Without the pictures, copy all the entries below exactly.

Recorded data:
---------------

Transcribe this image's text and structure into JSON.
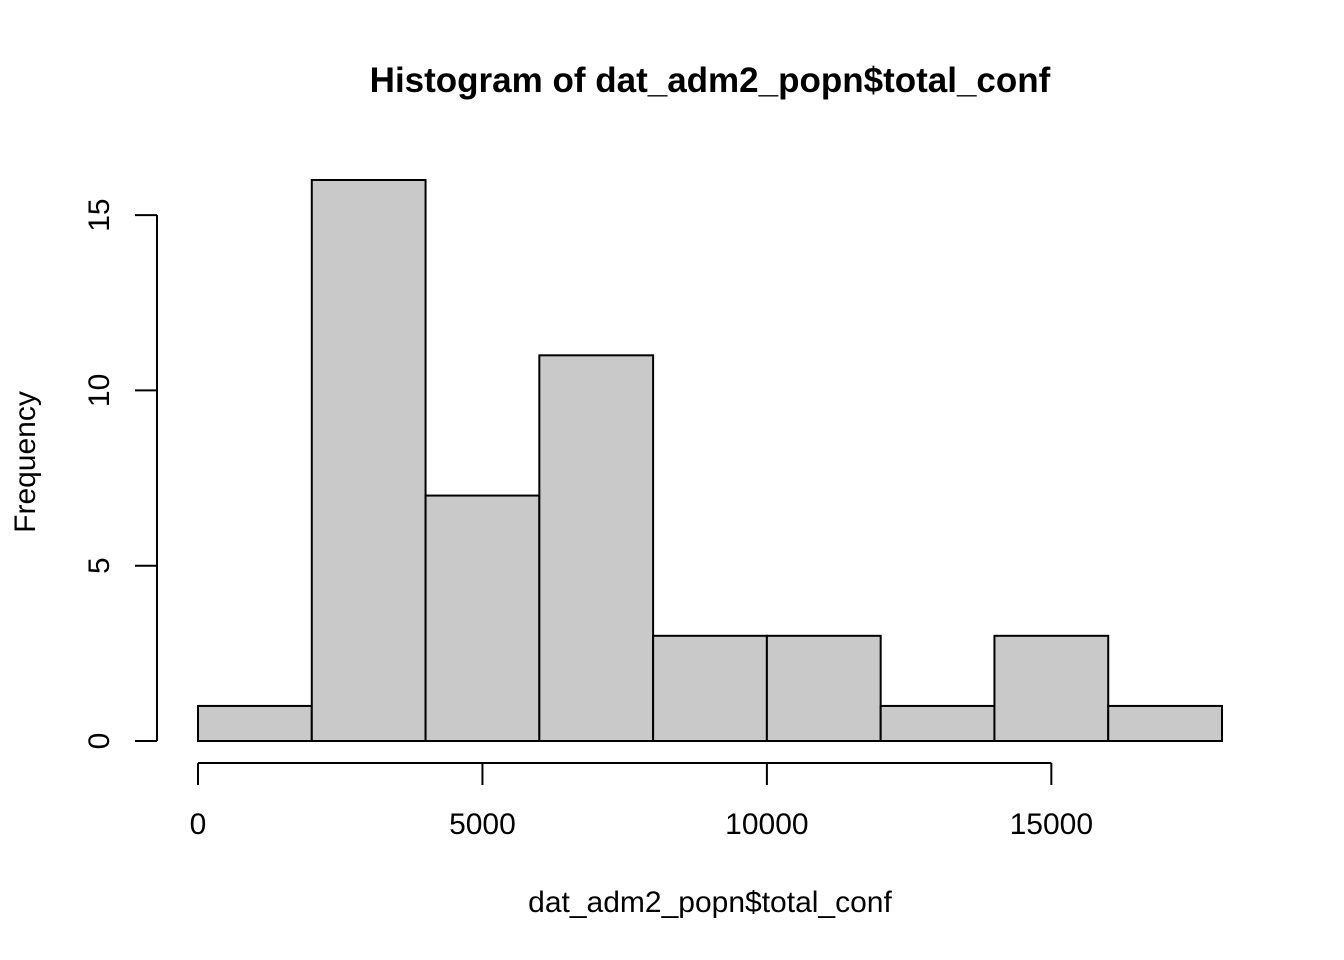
{
  "chart_data": {
    "type": "bar",
    "subtype": "histogram",
    "title": "Histogram of dat_adm2_popn$total_conf",
    "xlabel": "dat_adm2_popn$total_conf",
    "ylabel": "Frequency",
    "bin_edges": [
      0,
      2000,
      4000,
      6000,
      8000,
      10000,
      12000,
      14000,
      16000,
      18000
    ],
    "values": [
      1,
      16,
      7,
      11,
      3,
      3,
      1,
      3,
      1
    ],
    "xticks": [
      0,
      5000,
      10000,
      15000
    ],
    "xtick_labels": [
      "0",
      "5000",
      "10000",
      "15000"
    ],
    "yticks": [
      0,
      5,
      10,
      15
    ],
    "ytick_labels": [
      "0",
      "5",
      "10",
      "15"
    ],
    "xlim": [
      0,
      18000
    ],
    "ylim": [
      0,
      16
    ],
    "bar_color": "#C9C9C9",
    "grid": false,
    "legend": "none"
  }
}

---------------

FINISHED TASK:
Transcribe this image's text and structure into JSON.
{
  "chart_data": {
    "type": "bar",
    "subtype": "histogram",
    "title": "Histogram of dat_adm2_popn$total_conf",
    "xlabel": "dat_adm2_popn$total_conf",
    "ylabel": "Frequency",
    "bin_edges": [
      0,
      2000,
      4000,
      6000,
      8000,
      10000,
      12000,
      14000,
      16000,
      18000
    ],
    "values": [
      1,
      16,
      7,
      11,
      3,
      3,
      1,
      3,
      1
    ],
    "xticks": [
      0,
      5000,
      10000,
      15000
    ],
    "xtick_labels": [
      "0",
      "5000",
      "10000",
      "15000"
    ],
    "yticks": [
      0,
      5,
      10,
      15
    ],
    "ytick_labels": [
      "0",
      "5",
      "10",
      "15"
    ],
    "xlim": [
      0,
      18000
    ],
    "ylim": [
      0,
      16
    ],
    "bar_color": "#C9C9C9",
    "grid": false,
    "legend": "none"
  }
}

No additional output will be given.